■ Collection entries:
====

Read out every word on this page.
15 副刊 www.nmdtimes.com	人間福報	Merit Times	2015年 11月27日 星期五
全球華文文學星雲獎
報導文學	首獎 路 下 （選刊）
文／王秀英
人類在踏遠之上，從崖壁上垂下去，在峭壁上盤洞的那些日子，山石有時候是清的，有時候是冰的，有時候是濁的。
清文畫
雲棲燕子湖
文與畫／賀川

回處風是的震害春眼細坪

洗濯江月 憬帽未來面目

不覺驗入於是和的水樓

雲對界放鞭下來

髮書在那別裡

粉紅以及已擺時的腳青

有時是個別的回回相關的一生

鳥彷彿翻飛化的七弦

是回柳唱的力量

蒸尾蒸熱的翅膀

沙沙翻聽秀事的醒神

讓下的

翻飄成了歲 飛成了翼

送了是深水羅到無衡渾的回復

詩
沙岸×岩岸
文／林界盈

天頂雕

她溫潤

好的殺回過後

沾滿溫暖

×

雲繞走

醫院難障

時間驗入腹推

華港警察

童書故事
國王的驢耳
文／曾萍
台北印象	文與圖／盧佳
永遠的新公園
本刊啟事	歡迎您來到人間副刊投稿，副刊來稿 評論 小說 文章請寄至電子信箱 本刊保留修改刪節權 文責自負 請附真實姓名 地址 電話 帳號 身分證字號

====

■ Task to carry out: Output all of the data again. Match it exactly.

■ The solution:
Read out every word on this page.
15 副刊 www.nmdtimes.com	人間福報	Merit Times	2015年 11月27日 星期五
全球華文文學星雲獎
報導文學	首獎 路 下 （選刊）
文／王秀英
人類在踏遠之上，從崖壁上垂下去，在峭壁上盤洞的那些日子，山石有時候是清的，有時候是冰的，有時候是濁的。
清文畫
雲棲燕子湖
文與畫／賀川

回處風是的震害春眼細坪

洗濯江月 憬帽未來面目

不覺驗入於是和的水樓

雲對界放鞭下來

髮書在那別裡

粉紅以及已擺時的腳青

有時是個別的回回相關的一生

鳥彷彿翻飛化的七弦

是回柳唱的力量

蒸尾蒸熱的翅膀

沙沙翻聽秀事的醒神

讓下的

翻飄成了歲 飛成了翼

送了是深水羅到無衡渾的回復

詩
沙岸×岩岸
文／林界盈

天頂雕

她溫潤

好的殺回過後

沾滿溫暖

×

雲繞走

醫院難障

時間驗入腹推

華港警察

童書故事
國王的驢耳
文／曾萍
台北印象	文與圖／盧佳
永遠的新公園
本刊啟事	歡迎您來到人間副刊投稿，副刊來稿 評論 小說 文章請寄至電子信箱 本刊保留修改刪節權 文責自負 請附真實姓名 地址 電話 帳號 身分證字號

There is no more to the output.